== MATERIAL PROVIDED

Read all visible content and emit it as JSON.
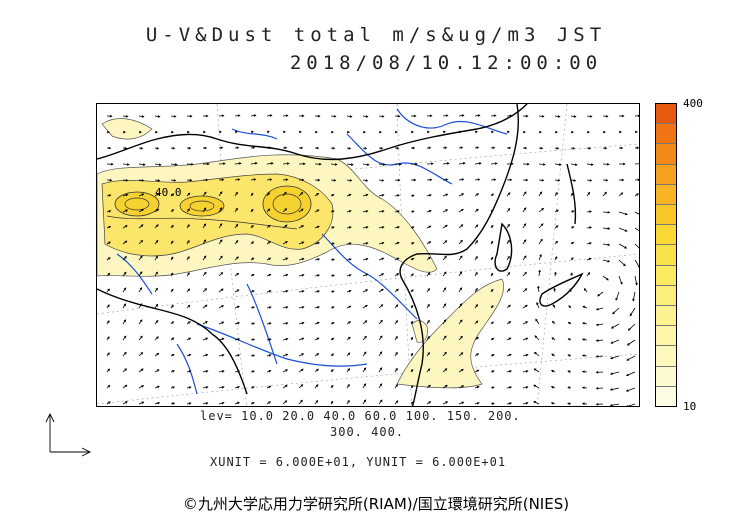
{
  "title": {
    "line1": "U-V&Dust total m/s&ug/m3 JST",
    "line2": "2018/08/10.12:00:00"
  },
  "colorbar": {
    "max_label": "400",
    "min_label": "10",
    "colors": [
      "#e85a10",
      "#f07414",
      "#f38a18",
      "#f5a01e",
      "#f7b424",
      "#f8c82a",
      "#f9d836",
      "#fae24a",
      "#fbe960",
      "#fcee7a",
      "#fdf292",
      "#fdf5a8",
      "#fef8bd",
      "#fefad0",
      "#fefce2"
    ]
  },
  "levels": {
    "line1": "lev= 10.0 20.0 40.0 60.0 100. 150. 200.",
    "line2": "300. 400."
  },
  "units_text": "XUNIT = 6.000E+01, YUNIT = 6.000E+01",
  "contour_label": "40.0",
  "copyright": "©九州大学応用力学研究所(RIAM)/国立環境研究所(NIES)",
  "colors": {
    "coast": "#000000",
    "river": "#1a4fd6",
    "grid": "#999999",
    "dust_light": "#fdf6c0",
    "dust_mid": "#fbe56a",
    "dust_high": "#f5d230"
  }
}
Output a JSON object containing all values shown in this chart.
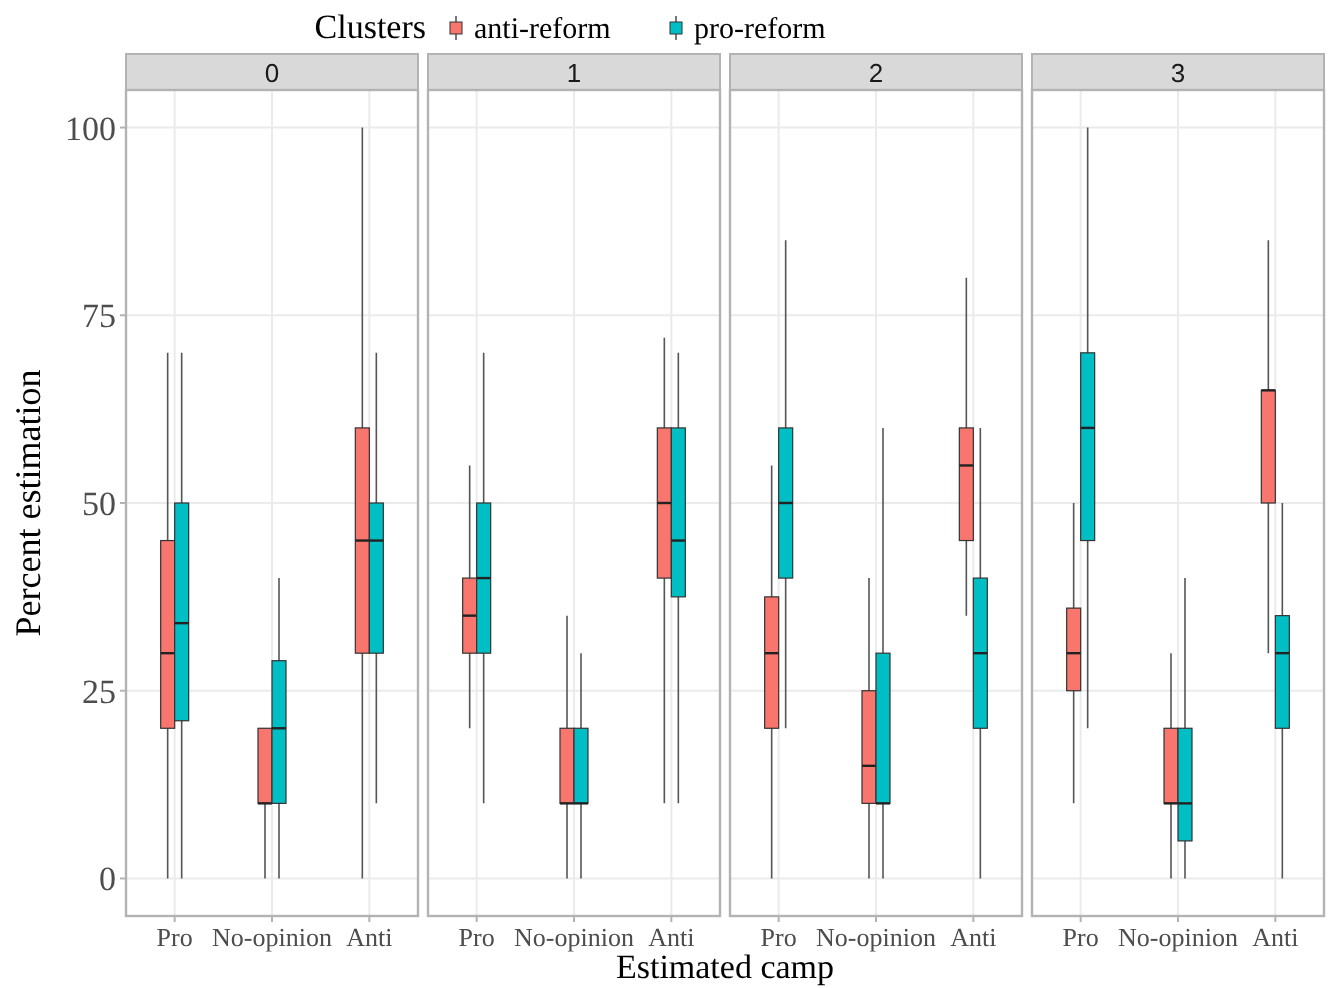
{
  "chart_data": [
    {
      "type": "box",
      "title": "0",
      "xlabel": "Estimated camp",
      "ylabel": "Percent estimation",
      "legend_title": "Clusters",
      "legend": "top",
      "grid": true,
      "categories": [
        "Pro",
        "No-opinion",
        "Anti"
      ],
      "ylim": [
        -5,
        105
      ],
      "yticks": [
        0,
        25,
        50,
        75,
        100
      ],
      "series": [
        {
          "name": "anti-reform",
          "color": "#f8766d",
          "boxes": [
            {
              "low": 0,
              "q1": 20,
              "median": 30,
              "q3": 45,
              "high": 70
            },
            {
              "low": 0,
              "q1": 10,
              "median": 10,
              "q3": 20,
              "high": 20
            },
            {
              "low": 0,
              "q1": 30,
              "median": 45,
              "q3": 60,
              "high": 100
            }
          ]
        },
        {
          "name": "pro-reform",
          "color": "#00bfc4",
          "boxes": [
            {
              "low": 0,
              "q1": 21,
              "median": 34,
              "q3": 50,
              "high": 70
            },
            {
              "low": 0,
              "q1": 10,
              "median": 20,
              "q3": 29,
              "high": 40
            },
            {
              "low": 10,
              "q1": 30,
              "median": 45,
              "q3": 50,
              "high": 70
            }
          ]
        }
      ]
    },
    {
      "type": "box",
      "title": "1",
      "grid": true,
      "tick_labels": "x",
      "categories": [
        "Pro",
        "No-opinion",
        "Anti"
      ],
      "ylim": [
        -5,
        105
      ],
      "yticks": [
        0,
        25,
        50,
        75,
        100
      ],
      "series": [
        {
          "color": "#f8766d",
          "boxes": [
            {
              "low": 20,
              "q1": 30,
              "median": 35,
              "q3": 40,
              "high": 55
            },
            {
              "low": 0,
              "q1": 10,
              "median": 10,
              "q3": 20,
              "high": 35
            },
            {
              "low": 10,
              "q1": 40,
              "median": 50,
              "q3": 60,
              "high": 72
            }
          ]
        },
        {
          "color": "#00bfc4",
          "boxes": [
            {
              "low": 10,
              "q1": 30,
              "median": 40,
              "q3": 50,
              "high": 70
            },
            {
              "low": 0,
              "q1": 10,
              "median": 10,
              "q3": 20,
              "high": 30
            },
            {
              "low": 10,
              "q1": 37.5,
              "median": 45,
              "q3": 60,
              "high": 70
            }
          ]
        }
      ]
    },
    {
      "type": "box",
      "title": "2",
      "grid": true,
      "tick_labels": "x",
      "categories": [
        "Pro",
        "No-opinion",
        "Anti"
      ],
      "ylim": [
        -5,
        105
      ],
      "yticks": [
        0,
        25,
        50,
        75,
        100
      ],
      "series": [
        {
          "color": "#f8766d",
          "boxes": [
            {
              "low": 0,
              "q1": 20,
              "median": 30,
              "q3": 37.5,
              "high": 55
            },
            {
              "low": 0,
              "q1": 10,
              "median": 15,
              "q3": 25,
              "high": 40
            },
            {
              "low": 35,
              "q1": 45,
              "median": 55,
              "q3": 60,
              "high": 80
            }
          ]
        },
        {
          "color": "#00bfc4",
          "boxes": [
            {
              "low": 20,
              "q1": 40,
              "median": 50,
              "q3": 60,
              "high": 85
            },
            {
              "low": 0,
              "q1": 10,
              "median": 10,
              "q3": 30,
              "high": 60
            },
            {
              "low": 0,
              "q1": 20,
              "median": 30,
              "q3": 40,
              "high": 60
            }
          ]
        }
      ]
    },
    {
      "type": "box",
      "title": "3",
      "grid": true,
      "tick_labels": "x",
      "categories": [
        "Pro",
        "No-opinion",
        "Anti"
      ],
      "ylim": [
        -5,
        105
      ],
      "yticks": [
        0,
        25,
        50,
        75,
        100
      ],
      "series": [
        {
          "color": "#f8766d",
          "boxes": [
            {
              "low": 10,
              "q1": 25,
              "median": 30,
              "q3": 36,
              "high": 50
            },
            {
              "low": 0,
              "q1": 10,
              "median": 10,
              "q3": 20,
              "high": 30
            },
            {
              "low": 30,
              "q1": 50,
              "median": 65,
              "q3": 65,
              "high": 85
            }
          ]
        },
        {
          "color": "#00bfc4",
          "boxes": [
            {
              "low": 20,
              "q1": 45,
              "median": 60,
              "q3": 70,
              "high": 100
            },
            {
              "low": 0,
              "q1": 5,
              "median": 10,
              "q3": 20,
              "high": 40
            },
            {
              "low": 0,
              "q1": 20,
              "median": 30,
              "q3": 35,
              "high": 50
            }
          ]
        }
      ]
    }
  ]
}
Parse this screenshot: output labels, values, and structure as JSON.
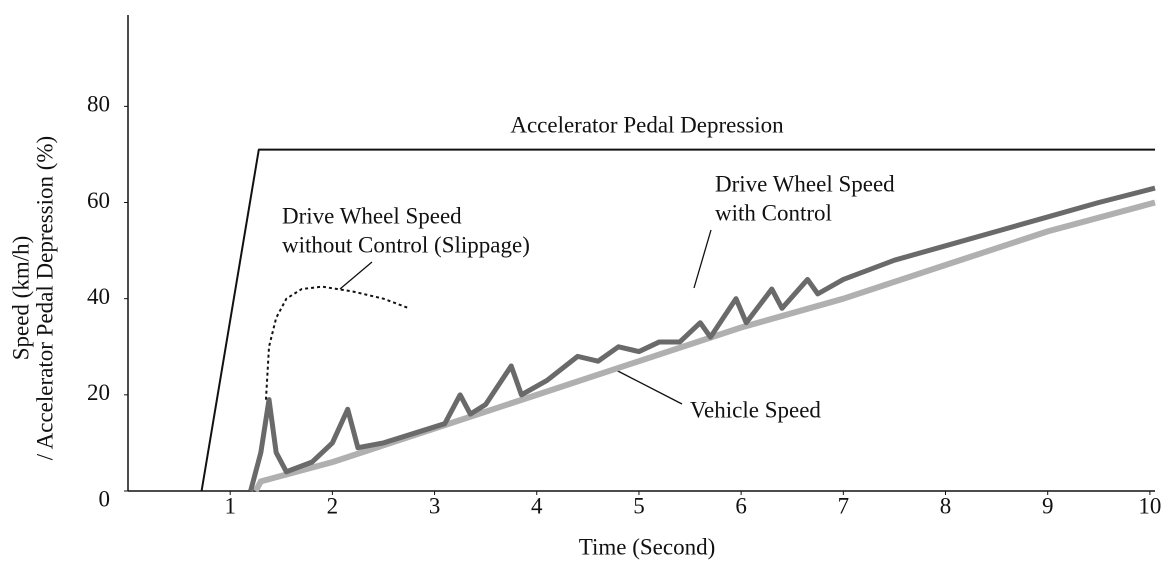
{
  "chart_data": {
    "type": "line",
    "xlabel": "Time (Second)",
    "ylabel": [
      "Speed (km/h)",
      "/ Accelerator Pedal Depression (%)"
    ],
    "xlim": [
      0,
      10.05
    ],
    "ylim": [
      0,
      99
    ],
    "xticks": [
      1,
      2,
      3,
      4,
      5,
      6,
      7,
      8,
      9,
      10
    ],
    "yticks": [
      0,
      20,
      40,
      60,
      80
    ],
    "series": [
      {
        "color": "#111111",
        "style": "solid",
        "width": 2,
        "x": [
          0.72,
          1.28,
          10.05
        ],
        "values": [
          0,
          71,
          71
        ]
      },
      {
        "color": "#b0b0b0",
        "style": "solid",
        "width": 6,
        "x": [
          1.25,
          1.3,
          2,
          3,
          4,
          5,
          6,
          7,
          8,
          9,
          10.05
        ],
        "values": [
          0,
          2,
          6,
          13,
          20,
          27,
          34,
          40,
          47,
          54,
          60
        ]
      },
      {
        "color": "#6a6a6a",
        "style": "solid",
        "width": 5,
        "x": [
          1.2,
          1.3,
          1.38,
          1.45,
          1.55,
          1.8,
          2.0,
          2.15,
          2.25,
          2.5,
          2.8,
          3.1,
          3.25,
          3.35,
          3.5,
          3.75,
          3.85,
          4.1,
          4.4,
          4.6,
          4.8,
          5.0,
          5.2,
          5.4,
          5.6,
          5.7,
          5.95,
          6.05,
          6.3,
          6.4,
          6.65,
          6.75,
          7.0,
          7.5,
          8,
          8.5,
          9,
          9.5,
          10.05
        ],
        "values": [
          0,
          8,
          19,
          8,
          4,
          6,
          10,
          17,
          9,
          10,
          12,
          14,
          20,
          16,
          18,
          26,
          20,
          23,
          28,
          27,
          30,
          29,
          31,
          31,
          35,
          32,
          40,
          35,
          42,
          38,
          44,
          41,
          44,
          48,
          51,
          54,
          57,
          60,
          63
        ]
      },
      {
        "color": "#111111",
        "style": "dotted",
        "width": 2,
        "x": [
          1.35,
          1.38,
          1.45,
          1.55,
          1.7,
          1.9,
          2.2,
          2.5,
          2.75
        ],
        "values": [
          19,
          30,
          36,
          40,
          42,
          42.5,
          41.5,
          40,
          38
        ]
      }
    ],
    "annotations": [
      {
        "lines": [
          "Accelerator Pedal Depression"
        ]
      },
      {
        "lines": [
          "Drive Wheel Speed",
          "with Control"
        ]
      },
      {
        "lines": [
          "Drive Wheel Speed",
          "without Control (Slippage)"
        ]
      },
      {
        "lines": [
          "Vehicle Speed"
        ]
      }
    ]
  }
}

====

WHAT YOU WILL DO: Find the string "Speed" in the listing and return every line that holds it.

FULL OUTPUT:
      "Speed (km/h)",
          "Drive Wheel Speed",
          "Drive Wheel Speed",
          "Vehicle Speed"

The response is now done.